→ TASK DETAILS: Where a line contains the word "бойынша", copy that line in full.

→ STORED DATA:
******************************

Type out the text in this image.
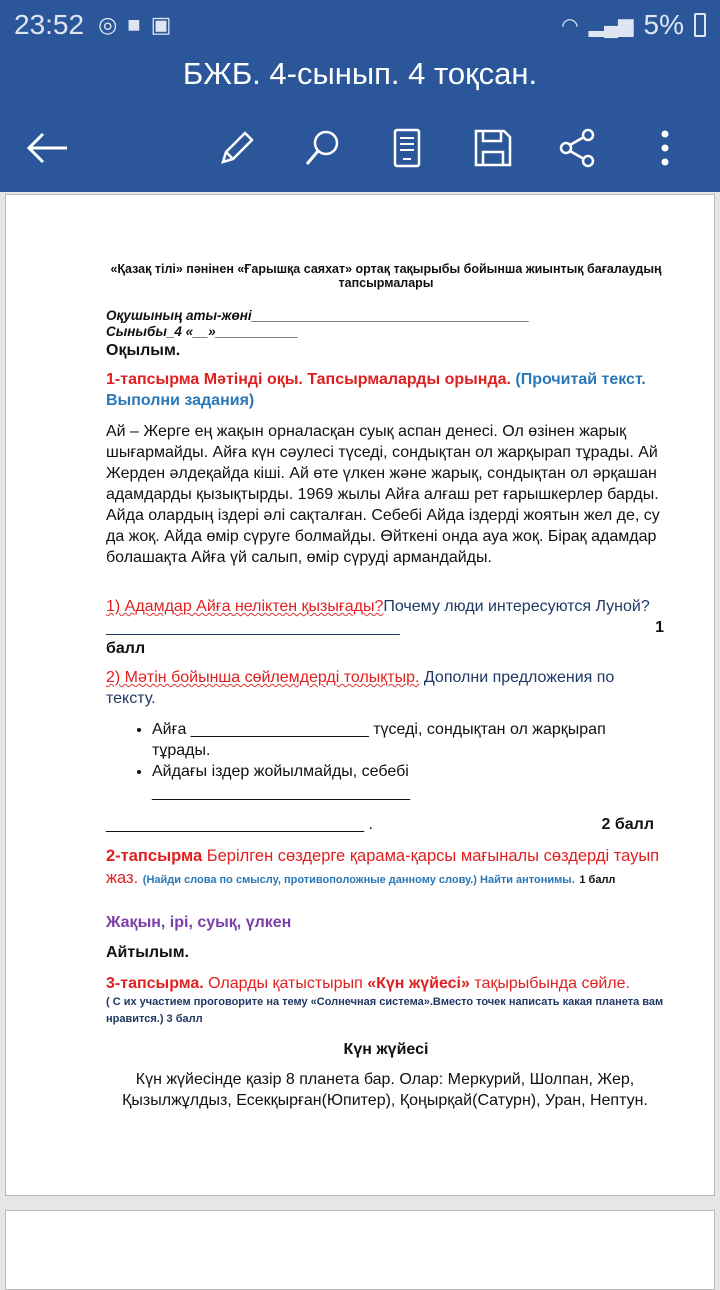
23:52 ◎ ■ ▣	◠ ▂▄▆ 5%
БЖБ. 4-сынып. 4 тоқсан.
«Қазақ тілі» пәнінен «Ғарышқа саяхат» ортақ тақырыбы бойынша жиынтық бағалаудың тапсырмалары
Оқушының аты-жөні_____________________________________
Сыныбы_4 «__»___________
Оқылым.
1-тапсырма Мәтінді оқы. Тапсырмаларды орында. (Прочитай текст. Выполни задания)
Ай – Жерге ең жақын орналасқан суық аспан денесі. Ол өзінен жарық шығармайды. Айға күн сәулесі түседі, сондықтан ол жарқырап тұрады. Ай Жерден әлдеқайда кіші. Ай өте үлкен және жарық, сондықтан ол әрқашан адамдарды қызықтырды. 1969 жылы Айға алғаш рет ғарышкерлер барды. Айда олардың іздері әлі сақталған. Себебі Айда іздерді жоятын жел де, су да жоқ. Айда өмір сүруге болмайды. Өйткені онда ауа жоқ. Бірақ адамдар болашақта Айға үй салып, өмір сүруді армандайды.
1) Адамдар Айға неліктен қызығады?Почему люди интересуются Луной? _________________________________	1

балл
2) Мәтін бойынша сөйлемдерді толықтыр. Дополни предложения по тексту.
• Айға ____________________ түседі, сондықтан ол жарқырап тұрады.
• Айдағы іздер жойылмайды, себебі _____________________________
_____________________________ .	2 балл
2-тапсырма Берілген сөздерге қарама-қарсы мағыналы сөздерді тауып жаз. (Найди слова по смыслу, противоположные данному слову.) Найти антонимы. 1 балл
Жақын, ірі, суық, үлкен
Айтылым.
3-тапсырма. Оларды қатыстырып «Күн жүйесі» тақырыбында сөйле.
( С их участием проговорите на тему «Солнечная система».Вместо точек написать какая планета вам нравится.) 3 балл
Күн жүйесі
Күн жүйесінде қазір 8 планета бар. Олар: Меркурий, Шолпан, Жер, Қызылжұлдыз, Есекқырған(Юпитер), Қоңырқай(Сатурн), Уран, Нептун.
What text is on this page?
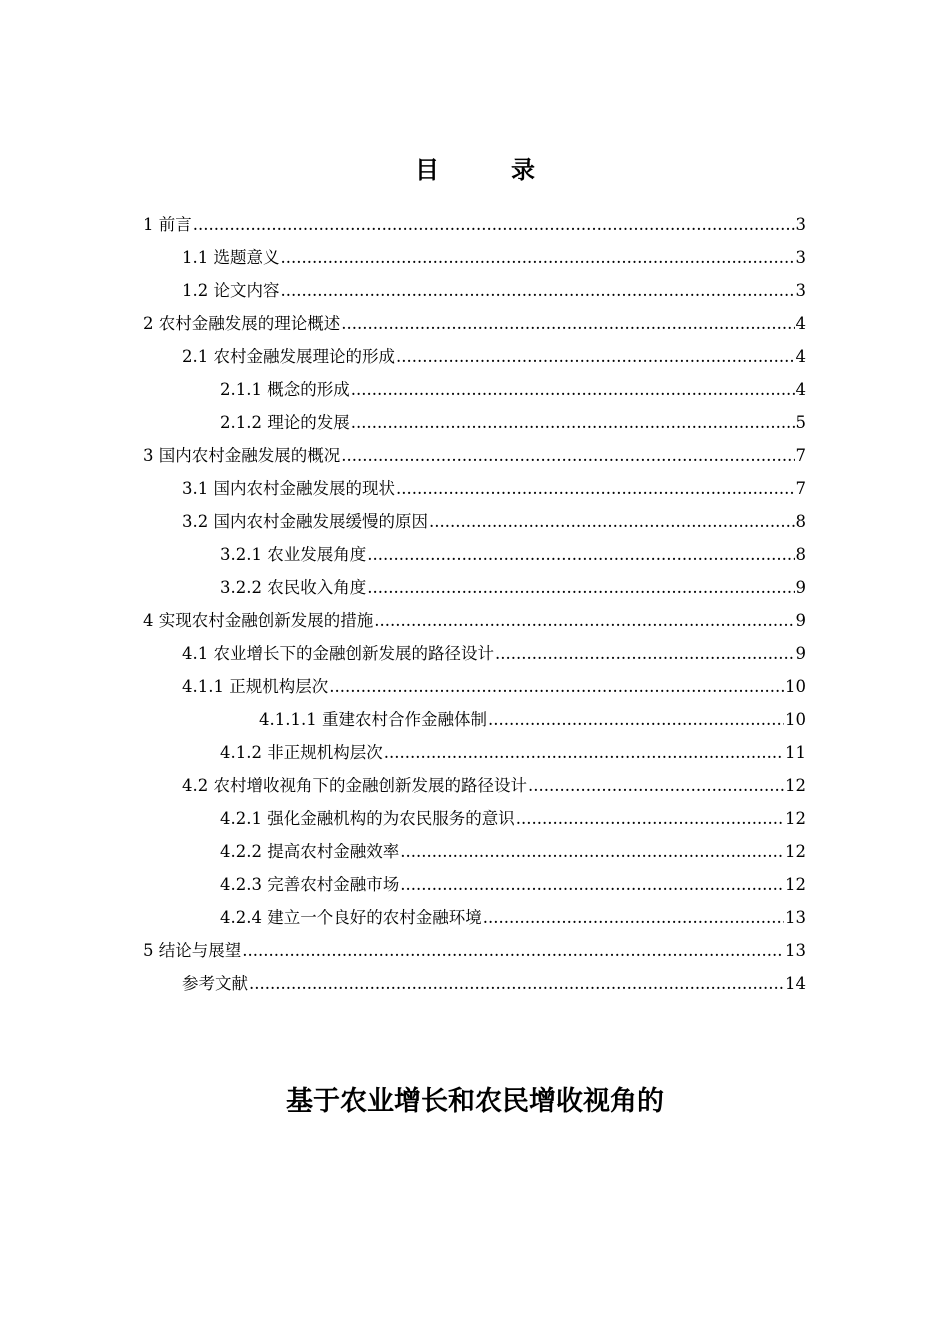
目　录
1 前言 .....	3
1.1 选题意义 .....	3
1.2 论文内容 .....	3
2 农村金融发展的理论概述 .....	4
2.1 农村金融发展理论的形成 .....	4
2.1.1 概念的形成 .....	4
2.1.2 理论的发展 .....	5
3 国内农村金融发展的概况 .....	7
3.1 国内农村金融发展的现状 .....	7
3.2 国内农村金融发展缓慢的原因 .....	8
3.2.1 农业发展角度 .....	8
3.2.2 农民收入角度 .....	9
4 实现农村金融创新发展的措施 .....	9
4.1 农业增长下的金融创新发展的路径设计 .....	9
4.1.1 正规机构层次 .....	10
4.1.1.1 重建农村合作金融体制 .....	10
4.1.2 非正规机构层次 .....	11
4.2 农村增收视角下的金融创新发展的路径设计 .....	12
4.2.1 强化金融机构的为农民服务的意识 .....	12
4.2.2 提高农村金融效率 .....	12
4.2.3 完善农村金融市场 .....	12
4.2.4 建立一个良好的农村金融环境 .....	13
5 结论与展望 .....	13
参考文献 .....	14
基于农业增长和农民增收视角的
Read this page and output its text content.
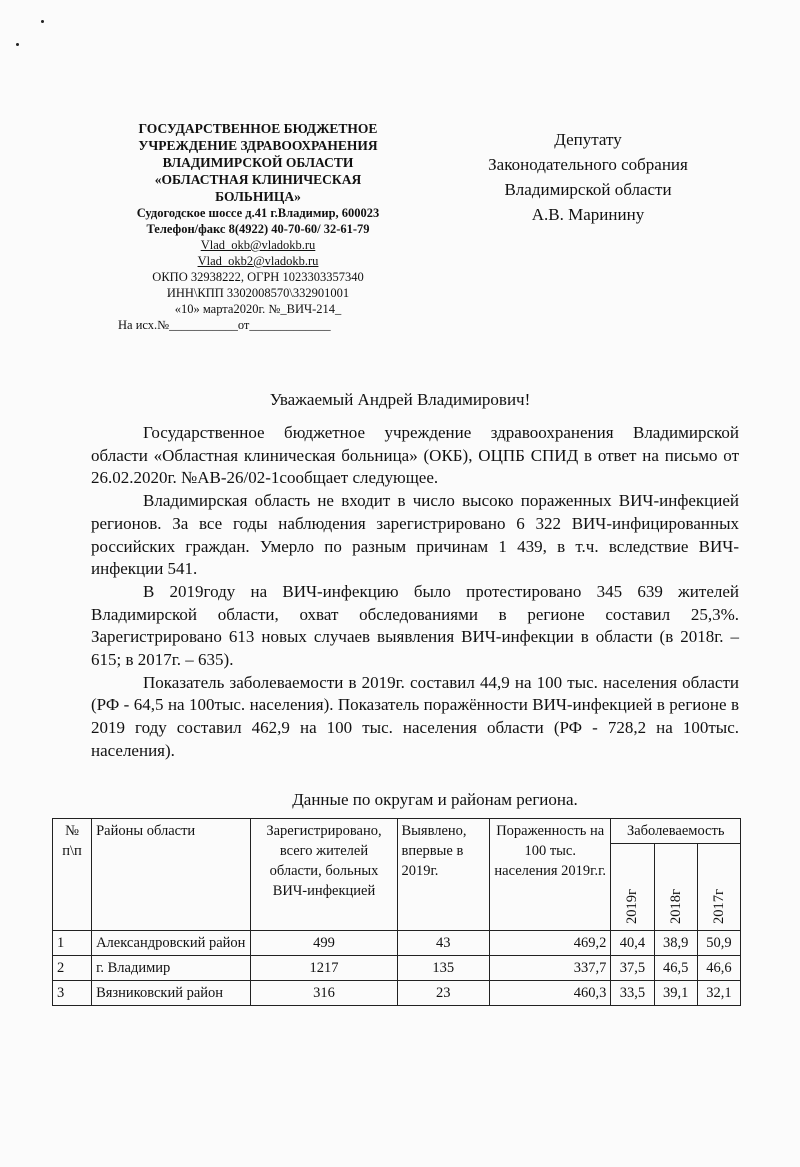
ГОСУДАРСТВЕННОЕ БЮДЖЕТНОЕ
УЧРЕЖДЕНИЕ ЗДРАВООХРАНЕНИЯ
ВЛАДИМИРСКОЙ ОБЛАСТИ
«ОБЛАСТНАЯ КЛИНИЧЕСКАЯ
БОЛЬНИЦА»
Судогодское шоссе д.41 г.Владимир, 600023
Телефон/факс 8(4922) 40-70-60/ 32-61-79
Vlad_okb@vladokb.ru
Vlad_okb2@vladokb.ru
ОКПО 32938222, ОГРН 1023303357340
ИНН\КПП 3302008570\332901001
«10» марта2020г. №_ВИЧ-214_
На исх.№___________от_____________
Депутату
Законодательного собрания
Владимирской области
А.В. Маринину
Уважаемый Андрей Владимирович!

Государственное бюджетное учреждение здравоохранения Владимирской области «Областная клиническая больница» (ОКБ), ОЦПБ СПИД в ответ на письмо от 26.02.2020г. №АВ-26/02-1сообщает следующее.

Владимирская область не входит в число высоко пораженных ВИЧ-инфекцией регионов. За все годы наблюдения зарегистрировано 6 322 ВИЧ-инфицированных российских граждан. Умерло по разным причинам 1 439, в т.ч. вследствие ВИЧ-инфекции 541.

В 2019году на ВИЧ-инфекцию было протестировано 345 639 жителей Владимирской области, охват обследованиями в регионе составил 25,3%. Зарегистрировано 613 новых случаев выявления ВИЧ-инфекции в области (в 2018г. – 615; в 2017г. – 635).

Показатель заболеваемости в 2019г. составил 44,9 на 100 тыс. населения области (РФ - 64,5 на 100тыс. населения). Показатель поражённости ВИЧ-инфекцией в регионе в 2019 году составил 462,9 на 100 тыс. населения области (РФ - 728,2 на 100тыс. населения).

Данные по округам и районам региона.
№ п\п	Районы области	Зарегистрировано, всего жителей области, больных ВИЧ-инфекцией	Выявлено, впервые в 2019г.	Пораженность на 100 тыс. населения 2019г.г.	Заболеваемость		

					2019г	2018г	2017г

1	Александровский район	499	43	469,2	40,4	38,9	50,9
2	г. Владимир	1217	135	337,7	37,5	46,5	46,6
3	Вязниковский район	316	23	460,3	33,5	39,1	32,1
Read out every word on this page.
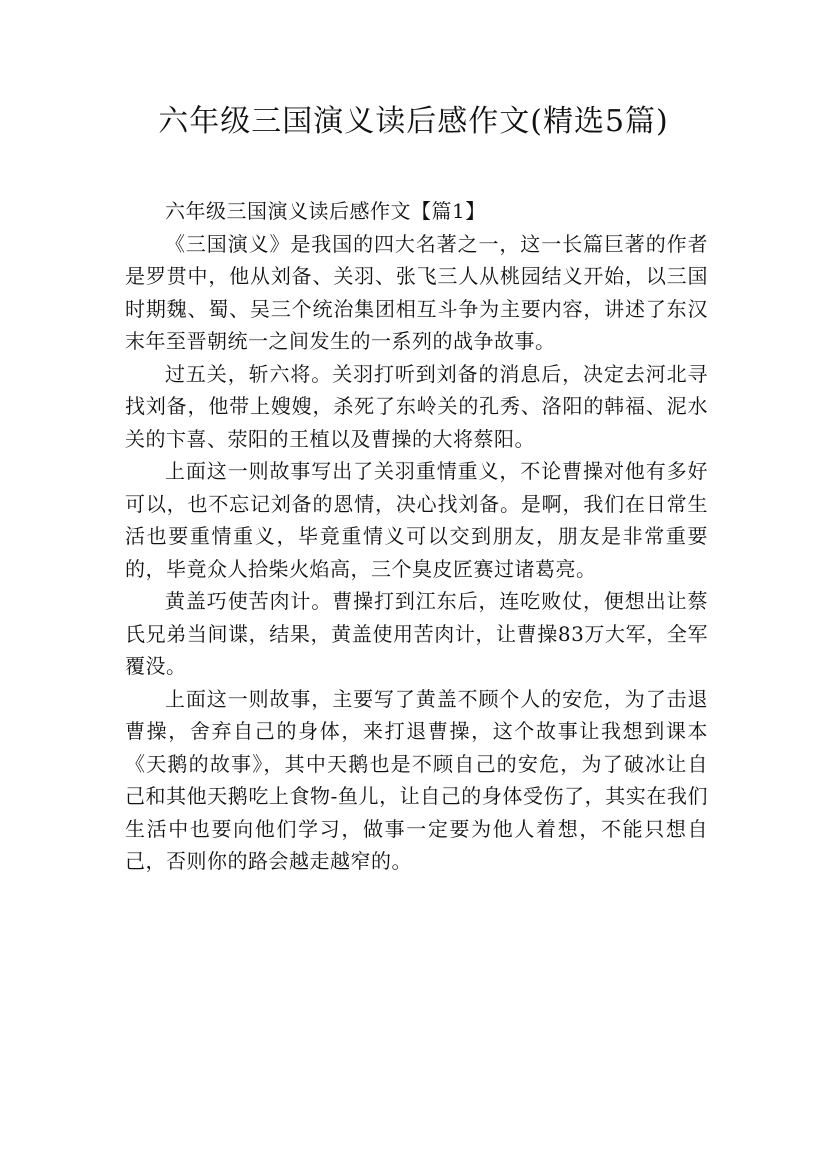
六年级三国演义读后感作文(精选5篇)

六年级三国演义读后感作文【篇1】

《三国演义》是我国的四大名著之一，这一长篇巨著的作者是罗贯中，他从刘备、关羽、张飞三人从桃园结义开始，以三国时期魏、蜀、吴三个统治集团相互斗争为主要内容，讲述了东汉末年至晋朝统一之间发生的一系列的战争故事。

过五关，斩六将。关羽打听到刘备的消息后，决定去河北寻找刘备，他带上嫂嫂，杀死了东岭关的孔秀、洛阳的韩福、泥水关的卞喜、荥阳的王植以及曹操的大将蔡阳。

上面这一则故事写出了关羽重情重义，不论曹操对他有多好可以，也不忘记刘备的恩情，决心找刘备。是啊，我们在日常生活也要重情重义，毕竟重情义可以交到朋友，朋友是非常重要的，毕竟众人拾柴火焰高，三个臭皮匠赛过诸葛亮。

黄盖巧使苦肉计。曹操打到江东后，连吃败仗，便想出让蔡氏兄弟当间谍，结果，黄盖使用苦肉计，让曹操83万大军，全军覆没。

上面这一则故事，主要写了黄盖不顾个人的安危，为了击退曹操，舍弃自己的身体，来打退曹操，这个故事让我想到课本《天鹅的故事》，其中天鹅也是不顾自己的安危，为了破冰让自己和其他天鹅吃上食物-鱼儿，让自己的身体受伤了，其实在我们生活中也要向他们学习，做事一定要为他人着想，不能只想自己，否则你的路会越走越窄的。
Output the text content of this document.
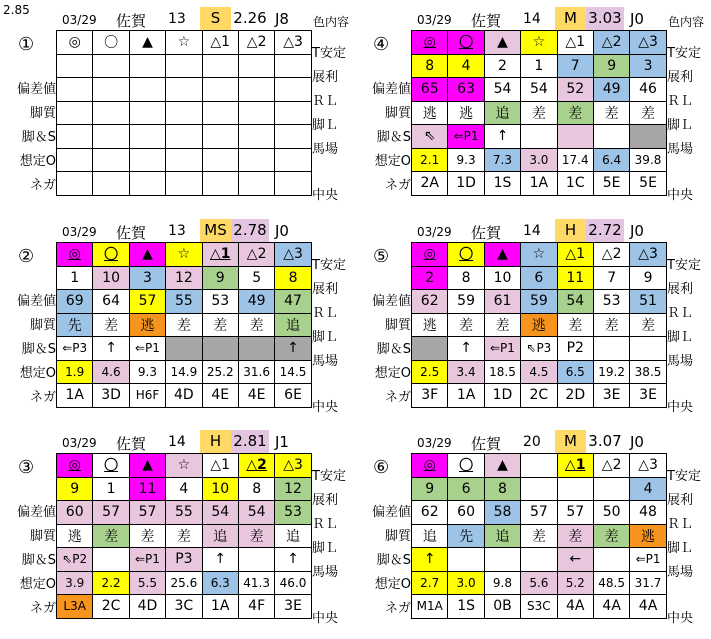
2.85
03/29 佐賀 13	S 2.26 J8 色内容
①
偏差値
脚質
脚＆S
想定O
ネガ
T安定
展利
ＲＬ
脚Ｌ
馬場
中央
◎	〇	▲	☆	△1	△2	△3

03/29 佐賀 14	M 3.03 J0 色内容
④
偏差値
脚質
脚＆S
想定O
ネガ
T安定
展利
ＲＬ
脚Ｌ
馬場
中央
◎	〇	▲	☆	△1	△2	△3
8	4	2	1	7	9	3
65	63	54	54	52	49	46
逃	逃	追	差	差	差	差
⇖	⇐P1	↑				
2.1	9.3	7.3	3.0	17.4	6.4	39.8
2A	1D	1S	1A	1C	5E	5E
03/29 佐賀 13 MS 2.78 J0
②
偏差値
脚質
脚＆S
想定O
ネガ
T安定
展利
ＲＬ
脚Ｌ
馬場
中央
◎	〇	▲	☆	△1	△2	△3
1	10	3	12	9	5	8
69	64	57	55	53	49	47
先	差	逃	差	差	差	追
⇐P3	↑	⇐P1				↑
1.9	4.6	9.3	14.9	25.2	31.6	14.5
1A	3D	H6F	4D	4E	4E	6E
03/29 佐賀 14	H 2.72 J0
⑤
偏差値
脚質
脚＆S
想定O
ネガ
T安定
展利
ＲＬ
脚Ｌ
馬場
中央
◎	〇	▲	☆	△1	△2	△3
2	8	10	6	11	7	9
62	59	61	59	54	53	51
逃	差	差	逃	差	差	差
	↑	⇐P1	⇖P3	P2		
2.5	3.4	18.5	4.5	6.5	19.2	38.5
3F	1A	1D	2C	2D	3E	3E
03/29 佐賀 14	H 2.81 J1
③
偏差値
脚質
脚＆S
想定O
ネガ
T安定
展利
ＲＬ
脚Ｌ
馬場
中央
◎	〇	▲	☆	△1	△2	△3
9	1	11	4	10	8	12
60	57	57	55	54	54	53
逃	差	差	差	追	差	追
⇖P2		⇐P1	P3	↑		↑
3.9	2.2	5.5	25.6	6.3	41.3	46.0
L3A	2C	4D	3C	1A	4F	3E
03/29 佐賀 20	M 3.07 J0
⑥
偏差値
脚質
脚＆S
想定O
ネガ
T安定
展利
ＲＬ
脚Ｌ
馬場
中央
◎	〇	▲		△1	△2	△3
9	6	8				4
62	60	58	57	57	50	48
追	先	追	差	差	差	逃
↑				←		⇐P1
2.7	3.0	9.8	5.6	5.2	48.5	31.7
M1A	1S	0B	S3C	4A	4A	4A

******************************

→ FULL ANSWER:
«Қазақ тілі» пәнінен «Ғарышқа саяхат» ортақ тақырыбы бойынша жиынтық бағалаудың тапсырмалары
2) Мәтін бойынша сөйлемдерді толықтыр. Дополни предложения по тексту.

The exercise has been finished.